WORK INSTRUCTIONS –
Extract the entries in their exact form.

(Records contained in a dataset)
-- begin --

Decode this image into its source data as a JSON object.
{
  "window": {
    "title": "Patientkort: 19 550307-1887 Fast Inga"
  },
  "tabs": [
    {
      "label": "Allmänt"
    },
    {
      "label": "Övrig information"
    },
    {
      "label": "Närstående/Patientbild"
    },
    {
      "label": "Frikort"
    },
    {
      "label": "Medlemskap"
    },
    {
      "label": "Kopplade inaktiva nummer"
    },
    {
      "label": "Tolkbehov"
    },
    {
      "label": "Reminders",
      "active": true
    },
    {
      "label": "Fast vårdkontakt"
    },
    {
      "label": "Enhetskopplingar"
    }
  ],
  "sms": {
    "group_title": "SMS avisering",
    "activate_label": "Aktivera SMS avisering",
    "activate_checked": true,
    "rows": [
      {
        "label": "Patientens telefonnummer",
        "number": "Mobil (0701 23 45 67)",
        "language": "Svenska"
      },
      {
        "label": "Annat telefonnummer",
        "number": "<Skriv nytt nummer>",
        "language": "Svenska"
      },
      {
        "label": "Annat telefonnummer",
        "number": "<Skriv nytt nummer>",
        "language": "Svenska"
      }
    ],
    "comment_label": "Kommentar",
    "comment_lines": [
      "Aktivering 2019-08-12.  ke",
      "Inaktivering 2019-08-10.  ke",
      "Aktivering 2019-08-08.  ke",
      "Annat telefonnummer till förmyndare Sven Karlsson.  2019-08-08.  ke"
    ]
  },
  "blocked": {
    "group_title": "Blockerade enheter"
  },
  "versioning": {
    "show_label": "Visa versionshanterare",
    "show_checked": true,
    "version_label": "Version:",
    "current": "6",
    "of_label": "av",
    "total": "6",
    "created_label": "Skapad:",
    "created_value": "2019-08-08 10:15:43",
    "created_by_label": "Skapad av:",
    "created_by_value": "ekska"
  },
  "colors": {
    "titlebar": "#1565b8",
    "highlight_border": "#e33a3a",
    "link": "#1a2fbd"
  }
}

-- end --

COMPLETED EXERCISE –
Decode this image into its source data as a JSON object.
{
  "window": {
    "title": "Patientkort: 19 550307-1887 Fast Inga"
  },
  "tabs": [
    {
      "label": "Allmänt"
    },
    {
      "label": "Övrig information"
    },
    {
      "label": "Närstående/Patientbild"
    },
    {
      "label": "Frikort"
    },
    {
      "label": "Medlemskap"
    },
    {
      "label": "Kopplade inaktiva nummer"
    },
    {
      "label": "Tolkbehov"
    },
    {
      "label": "Reminders",
      "active": true
    },
    {
      "label": "Fast vårdkontakt"
    },
    {
      "label": "Enhetskopplingar"
    }
  ],
  "sms": {
    "group_title": "SMS avisering",
    "activate_label": "Aktivera SMS avisering",
    "activate_checked": true,
    "rows": [
      {
        "label": "Patientens telefonnummer",
        "number": "Mobil (0701 23 45 67)",
        "language": "Svenska"
      },
      {
        "label": "Annat telefonnummer",
        "number": "<Skriv nytt nummer>",
        "language": "Svenska"
      },
      {
        "label": "Annat telefonnummer",
        "number": "<Skriv nytt nummer>",
        "language": "Svenska"
      }
    ],
    "comment_label": "Kommentar",
    "comment_lines": [
      "Aktivering 2019-08-12.  ke",
      "Inaktivering 2019-08-10.  ke",
      "Aktivering 2019-08-08.  ke",
      "Annat telefonnummer till förmyndare Sven Karlsson.  2019-08-08.  ke"
    ]
  },
  "blocked": {
    "group_title": "Blockerade enheter"
  },
  "versioning": {
    "show_label": "Visa versionshanterare",
    "show_checked": true,
    "version_label": "Version:",
    "current": "6",
    "of_label": "av",
    "total": "6",
    "created_label": "Skapad:",
    "created_value": "2019-08-08 10:15:43",
    "created_by_label": "Skapad av:",
    "created_by_value": "ekska"
  },
  "colors": {
    "titlebar": "#1565b8",
    "highlight_border": "#e33a3a",
    "link": "#1a2fbd"
  }
}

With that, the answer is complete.